▶ _Set task_: State the number of lines in these records that include the word "JSON", and add nothing to it.

━━━ Material provided ━━━

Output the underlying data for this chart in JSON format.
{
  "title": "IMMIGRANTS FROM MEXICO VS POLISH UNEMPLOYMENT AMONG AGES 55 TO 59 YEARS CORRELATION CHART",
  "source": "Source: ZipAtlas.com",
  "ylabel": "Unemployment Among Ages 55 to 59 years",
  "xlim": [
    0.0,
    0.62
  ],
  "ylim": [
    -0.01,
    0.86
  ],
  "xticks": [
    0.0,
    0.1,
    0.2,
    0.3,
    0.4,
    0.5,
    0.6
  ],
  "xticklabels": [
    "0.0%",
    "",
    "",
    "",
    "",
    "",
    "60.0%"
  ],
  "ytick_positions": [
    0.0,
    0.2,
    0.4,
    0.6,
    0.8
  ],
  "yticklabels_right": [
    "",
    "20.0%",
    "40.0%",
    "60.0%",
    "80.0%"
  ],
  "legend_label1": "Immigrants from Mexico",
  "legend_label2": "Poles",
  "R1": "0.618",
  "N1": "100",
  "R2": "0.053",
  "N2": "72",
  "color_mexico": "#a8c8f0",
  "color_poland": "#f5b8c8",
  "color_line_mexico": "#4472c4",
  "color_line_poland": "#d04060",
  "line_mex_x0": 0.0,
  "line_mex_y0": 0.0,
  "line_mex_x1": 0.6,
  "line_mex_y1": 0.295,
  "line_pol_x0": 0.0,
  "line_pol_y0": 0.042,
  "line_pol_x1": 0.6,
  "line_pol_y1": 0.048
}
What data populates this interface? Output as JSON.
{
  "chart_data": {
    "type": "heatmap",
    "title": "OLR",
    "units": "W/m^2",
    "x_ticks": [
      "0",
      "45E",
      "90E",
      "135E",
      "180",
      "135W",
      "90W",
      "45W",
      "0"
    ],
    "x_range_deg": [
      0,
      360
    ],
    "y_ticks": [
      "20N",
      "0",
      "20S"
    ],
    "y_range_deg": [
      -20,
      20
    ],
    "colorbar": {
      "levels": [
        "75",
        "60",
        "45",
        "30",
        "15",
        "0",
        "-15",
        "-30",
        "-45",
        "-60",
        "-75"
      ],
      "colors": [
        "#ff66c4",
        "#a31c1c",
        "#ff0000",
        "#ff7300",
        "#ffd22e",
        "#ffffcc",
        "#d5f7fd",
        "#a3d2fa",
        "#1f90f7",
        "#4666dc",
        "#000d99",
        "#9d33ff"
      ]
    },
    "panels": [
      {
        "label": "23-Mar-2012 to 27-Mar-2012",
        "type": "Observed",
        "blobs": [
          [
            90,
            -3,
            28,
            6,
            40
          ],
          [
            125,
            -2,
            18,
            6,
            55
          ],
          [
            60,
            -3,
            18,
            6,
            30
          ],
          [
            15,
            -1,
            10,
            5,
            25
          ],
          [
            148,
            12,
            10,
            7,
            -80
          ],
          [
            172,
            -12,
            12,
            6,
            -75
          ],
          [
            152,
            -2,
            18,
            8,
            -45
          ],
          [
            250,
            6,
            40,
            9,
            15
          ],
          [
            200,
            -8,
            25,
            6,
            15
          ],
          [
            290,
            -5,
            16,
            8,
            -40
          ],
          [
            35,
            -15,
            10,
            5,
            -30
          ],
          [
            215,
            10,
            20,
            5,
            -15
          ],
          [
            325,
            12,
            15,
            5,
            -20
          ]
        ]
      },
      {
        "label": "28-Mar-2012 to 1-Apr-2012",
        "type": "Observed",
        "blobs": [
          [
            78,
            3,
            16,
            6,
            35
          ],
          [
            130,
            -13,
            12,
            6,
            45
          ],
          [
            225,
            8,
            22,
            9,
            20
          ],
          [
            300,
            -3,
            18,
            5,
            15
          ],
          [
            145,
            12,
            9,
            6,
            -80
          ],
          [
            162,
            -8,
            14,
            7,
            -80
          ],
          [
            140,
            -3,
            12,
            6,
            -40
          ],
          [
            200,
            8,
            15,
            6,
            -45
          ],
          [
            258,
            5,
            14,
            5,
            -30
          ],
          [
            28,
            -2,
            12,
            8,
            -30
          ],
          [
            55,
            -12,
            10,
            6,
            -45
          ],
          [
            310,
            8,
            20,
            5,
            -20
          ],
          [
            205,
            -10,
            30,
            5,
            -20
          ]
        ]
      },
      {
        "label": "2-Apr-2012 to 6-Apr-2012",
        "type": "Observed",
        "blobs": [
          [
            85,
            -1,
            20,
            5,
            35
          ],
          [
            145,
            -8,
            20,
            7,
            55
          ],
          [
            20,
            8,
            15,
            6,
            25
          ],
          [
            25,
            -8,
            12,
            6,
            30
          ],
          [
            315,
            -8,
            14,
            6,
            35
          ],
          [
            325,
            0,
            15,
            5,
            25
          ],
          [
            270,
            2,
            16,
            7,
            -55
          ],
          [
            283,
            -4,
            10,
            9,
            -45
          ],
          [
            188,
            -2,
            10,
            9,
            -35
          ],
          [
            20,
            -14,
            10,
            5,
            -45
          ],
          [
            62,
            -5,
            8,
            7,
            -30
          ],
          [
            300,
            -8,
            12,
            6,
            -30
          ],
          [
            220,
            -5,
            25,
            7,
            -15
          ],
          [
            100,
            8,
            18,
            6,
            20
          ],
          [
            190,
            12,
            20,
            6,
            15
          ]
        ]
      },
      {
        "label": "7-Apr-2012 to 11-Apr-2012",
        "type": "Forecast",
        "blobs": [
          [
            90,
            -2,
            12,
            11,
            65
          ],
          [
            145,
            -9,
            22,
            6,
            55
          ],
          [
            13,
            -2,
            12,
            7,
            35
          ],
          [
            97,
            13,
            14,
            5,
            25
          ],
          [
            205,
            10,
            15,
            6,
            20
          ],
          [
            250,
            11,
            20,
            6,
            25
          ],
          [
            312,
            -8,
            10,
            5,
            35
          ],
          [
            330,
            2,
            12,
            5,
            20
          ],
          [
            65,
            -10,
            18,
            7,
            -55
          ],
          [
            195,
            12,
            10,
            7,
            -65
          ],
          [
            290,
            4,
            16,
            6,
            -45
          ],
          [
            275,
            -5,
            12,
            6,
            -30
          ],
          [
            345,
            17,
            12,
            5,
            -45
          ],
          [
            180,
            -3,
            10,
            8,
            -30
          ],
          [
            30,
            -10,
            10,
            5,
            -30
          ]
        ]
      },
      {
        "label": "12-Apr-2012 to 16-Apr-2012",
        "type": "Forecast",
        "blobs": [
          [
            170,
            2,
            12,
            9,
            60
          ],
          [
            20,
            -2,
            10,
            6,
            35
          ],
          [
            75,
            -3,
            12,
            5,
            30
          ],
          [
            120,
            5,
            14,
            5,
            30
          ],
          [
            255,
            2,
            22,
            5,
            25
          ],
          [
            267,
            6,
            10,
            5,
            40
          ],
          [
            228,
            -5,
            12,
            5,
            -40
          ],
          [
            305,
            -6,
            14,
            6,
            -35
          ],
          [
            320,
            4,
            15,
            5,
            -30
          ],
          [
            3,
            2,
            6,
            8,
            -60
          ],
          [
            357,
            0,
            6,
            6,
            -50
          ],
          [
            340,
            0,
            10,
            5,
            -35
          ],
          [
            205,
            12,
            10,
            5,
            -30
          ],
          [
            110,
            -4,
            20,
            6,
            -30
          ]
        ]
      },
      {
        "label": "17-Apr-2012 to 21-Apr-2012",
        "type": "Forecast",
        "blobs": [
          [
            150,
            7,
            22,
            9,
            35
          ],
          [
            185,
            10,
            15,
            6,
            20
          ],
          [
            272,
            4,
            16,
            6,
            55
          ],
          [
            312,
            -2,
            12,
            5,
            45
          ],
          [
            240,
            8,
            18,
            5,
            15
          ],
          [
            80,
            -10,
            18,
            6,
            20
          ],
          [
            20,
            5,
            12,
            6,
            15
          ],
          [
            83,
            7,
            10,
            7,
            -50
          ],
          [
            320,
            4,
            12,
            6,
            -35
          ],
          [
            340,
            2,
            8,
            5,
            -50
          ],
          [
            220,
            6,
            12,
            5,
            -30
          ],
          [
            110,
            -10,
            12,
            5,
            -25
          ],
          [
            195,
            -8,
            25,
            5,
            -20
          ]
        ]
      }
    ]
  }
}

━━━

▶ _In response_: 2